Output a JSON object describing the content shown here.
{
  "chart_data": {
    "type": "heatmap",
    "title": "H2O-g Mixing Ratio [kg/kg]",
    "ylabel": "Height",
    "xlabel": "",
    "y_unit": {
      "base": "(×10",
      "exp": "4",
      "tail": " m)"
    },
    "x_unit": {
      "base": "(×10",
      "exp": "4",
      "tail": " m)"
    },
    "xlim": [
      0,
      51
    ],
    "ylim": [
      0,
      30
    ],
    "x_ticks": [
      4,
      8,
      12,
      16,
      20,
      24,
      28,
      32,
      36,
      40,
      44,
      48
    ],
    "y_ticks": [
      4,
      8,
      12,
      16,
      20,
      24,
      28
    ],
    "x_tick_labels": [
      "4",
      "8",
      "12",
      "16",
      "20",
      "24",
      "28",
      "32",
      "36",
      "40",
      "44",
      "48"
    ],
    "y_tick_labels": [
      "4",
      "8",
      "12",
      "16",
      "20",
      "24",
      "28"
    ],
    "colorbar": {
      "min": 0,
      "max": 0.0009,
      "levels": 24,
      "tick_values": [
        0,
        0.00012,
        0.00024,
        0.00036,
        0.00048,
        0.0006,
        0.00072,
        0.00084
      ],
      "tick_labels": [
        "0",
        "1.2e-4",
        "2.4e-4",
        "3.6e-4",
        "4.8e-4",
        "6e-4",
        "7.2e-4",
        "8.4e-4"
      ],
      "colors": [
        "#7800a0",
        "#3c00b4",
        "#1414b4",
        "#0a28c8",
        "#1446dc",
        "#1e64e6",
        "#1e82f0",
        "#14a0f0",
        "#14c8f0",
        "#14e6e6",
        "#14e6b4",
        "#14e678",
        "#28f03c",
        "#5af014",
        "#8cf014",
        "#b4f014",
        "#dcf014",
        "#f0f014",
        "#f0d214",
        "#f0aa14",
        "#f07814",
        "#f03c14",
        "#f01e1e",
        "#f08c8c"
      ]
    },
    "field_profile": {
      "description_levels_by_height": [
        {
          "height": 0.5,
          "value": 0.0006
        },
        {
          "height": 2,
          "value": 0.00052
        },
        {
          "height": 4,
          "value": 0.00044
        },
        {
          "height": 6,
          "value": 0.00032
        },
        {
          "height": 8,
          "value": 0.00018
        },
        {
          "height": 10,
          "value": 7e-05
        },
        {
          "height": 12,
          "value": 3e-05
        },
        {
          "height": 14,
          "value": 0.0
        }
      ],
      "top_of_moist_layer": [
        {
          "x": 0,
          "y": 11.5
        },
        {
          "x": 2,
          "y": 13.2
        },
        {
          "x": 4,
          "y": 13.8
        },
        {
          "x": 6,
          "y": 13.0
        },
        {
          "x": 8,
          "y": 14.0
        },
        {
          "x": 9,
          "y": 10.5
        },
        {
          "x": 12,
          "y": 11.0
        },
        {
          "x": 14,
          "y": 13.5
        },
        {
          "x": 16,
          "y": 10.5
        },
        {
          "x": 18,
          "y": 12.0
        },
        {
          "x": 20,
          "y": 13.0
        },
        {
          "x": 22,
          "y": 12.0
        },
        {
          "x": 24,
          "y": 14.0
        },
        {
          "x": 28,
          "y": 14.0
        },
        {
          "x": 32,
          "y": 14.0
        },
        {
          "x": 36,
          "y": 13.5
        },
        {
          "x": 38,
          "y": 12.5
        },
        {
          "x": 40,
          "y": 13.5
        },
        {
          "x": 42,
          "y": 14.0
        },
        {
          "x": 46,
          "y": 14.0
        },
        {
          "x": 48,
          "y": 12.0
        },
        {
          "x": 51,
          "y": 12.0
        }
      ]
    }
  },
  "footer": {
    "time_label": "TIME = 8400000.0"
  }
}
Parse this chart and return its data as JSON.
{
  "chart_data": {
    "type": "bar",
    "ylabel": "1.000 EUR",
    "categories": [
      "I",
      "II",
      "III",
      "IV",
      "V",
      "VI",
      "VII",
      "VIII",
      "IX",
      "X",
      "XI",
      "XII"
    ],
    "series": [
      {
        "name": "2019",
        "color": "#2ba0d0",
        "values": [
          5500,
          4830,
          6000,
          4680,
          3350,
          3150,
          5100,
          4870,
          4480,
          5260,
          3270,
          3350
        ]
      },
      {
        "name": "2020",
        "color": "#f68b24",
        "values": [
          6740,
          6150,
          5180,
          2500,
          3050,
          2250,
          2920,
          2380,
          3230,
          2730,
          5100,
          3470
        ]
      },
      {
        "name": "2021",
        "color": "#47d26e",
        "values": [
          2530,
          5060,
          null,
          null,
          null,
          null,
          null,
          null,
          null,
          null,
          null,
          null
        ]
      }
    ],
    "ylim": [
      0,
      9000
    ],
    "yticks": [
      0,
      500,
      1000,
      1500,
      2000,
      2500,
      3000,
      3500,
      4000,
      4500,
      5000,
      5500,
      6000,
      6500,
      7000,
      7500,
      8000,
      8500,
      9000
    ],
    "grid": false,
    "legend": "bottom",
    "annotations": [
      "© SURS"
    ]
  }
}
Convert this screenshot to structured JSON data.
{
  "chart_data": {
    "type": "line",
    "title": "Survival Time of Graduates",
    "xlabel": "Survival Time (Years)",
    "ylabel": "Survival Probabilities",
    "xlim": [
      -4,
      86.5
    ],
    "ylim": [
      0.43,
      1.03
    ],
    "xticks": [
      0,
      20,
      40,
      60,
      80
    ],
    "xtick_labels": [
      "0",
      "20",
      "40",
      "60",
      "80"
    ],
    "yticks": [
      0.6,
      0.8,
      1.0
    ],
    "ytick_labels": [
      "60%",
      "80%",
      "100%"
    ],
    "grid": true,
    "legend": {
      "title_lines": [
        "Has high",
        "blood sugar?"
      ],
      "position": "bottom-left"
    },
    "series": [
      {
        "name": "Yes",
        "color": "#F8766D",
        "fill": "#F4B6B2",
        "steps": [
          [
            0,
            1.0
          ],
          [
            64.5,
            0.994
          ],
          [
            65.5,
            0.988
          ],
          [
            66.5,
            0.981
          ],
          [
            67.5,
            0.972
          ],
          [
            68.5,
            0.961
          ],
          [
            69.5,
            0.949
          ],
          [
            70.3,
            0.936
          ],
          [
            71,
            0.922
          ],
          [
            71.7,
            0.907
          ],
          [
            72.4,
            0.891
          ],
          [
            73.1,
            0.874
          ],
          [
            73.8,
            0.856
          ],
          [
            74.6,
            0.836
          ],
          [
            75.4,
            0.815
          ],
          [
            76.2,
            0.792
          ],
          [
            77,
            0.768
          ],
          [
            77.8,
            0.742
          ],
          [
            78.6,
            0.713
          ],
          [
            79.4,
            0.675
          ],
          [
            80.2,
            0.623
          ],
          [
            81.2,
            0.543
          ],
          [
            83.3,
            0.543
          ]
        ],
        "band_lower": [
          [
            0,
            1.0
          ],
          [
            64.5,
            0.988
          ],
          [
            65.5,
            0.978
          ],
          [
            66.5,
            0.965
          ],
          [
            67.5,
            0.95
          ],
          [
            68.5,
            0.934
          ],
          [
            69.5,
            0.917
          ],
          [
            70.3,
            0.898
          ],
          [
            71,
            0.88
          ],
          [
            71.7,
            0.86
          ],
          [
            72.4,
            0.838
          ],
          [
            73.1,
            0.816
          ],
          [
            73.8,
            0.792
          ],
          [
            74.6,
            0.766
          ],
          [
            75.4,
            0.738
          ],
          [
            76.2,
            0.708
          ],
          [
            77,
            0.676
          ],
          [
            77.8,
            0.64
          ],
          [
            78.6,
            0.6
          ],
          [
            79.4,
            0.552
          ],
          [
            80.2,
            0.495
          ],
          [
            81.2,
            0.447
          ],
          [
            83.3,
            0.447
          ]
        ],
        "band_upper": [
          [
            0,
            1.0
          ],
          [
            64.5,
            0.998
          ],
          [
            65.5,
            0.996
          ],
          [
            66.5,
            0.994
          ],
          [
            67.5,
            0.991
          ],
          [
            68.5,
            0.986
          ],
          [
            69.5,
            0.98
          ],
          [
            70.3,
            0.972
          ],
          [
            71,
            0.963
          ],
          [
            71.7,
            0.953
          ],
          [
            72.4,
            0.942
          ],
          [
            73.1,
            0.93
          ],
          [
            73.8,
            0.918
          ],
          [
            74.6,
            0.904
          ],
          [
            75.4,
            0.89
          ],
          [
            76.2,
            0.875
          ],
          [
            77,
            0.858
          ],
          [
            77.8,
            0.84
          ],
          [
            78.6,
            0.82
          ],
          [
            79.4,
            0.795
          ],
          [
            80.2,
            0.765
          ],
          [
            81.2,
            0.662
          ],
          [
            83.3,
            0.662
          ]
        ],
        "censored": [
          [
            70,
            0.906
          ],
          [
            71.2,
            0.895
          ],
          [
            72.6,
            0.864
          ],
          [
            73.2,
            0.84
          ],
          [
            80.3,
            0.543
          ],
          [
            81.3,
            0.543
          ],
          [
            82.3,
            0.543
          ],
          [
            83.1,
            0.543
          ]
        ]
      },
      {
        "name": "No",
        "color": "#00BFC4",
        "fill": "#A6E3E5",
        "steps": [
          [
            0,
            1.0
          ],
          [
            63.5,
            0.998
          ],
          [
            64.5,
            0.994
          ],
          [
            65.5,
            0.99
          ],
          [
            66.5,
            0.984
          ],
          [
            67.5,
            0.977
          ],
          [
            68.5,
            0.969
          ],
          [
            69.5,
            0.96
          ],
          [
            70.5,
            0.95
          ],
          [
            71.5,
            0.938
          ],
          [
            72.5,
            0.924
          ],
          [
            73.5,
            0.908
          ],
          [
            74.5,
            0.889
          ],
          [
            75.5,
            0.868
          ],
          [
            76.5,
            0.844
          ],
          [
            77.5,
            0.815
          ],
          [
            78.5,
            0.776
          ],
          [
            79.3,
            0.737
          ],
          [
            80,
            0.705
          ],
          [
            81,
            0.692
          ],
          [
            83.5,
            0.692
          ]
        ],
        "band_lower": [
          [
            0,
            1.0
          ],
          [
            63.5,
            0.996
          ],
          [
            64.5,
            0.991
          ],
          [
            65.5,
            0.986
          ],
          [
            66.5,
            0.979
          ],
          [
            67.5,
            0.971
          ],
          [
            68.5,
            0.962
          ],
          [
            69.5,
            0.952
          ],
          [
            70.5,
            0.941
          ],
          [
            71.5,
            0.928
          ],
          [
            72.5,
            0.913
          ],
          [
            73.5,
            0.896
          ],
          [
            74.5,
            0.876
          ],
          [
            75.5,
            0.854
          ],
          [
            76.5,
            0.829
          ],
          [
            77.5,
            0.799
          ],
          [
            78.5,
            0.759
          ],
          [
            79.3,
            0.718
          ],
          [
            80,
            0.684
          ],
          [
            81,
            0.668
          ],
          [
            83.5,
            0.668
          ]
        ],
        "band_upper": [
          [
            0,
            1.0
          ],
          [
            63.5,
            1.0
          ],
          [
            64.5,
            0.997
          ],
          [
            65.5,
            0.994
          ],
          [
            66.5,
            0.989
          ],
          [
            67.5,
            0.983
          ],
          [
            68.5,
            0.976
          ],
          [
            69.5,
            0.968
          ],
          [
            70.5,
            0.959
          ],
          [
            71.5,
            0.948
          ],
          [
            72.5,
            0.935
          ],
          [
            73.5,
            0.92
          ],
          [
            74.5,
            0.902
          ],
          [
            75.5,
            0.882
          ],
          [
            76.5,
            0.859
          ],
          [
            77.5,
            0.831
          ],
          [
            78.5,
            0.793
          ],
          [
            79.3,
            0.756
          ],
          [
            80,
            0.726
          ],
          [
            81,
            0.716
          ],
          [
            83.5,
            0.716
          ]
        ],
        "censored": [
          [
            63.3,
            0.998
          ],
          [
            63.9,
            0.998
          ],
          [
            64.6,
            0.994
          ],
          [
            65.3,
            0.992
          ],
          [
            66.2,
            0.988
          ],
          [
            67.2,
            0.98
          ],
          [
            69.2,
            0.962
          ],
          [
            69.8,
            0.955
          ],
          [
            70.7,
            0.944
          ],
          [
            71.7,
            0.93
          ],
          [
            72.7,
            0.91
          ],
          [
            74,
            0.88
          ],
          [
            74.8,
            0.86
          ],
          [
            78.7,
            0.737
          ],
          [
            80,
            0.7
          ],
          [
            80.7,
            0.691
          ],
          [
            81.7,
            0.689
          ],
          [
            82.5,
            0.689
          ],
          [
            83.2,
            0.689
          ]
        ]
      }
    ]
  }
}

§ **Objective**
Which lines in the listing above hold the word "ylabel"? Show each of them.

§ **Task solution**
    "ylabel": "Height",
    "ylabel": "1.000 EUR",
    "ylabel": "Survival Probabilities",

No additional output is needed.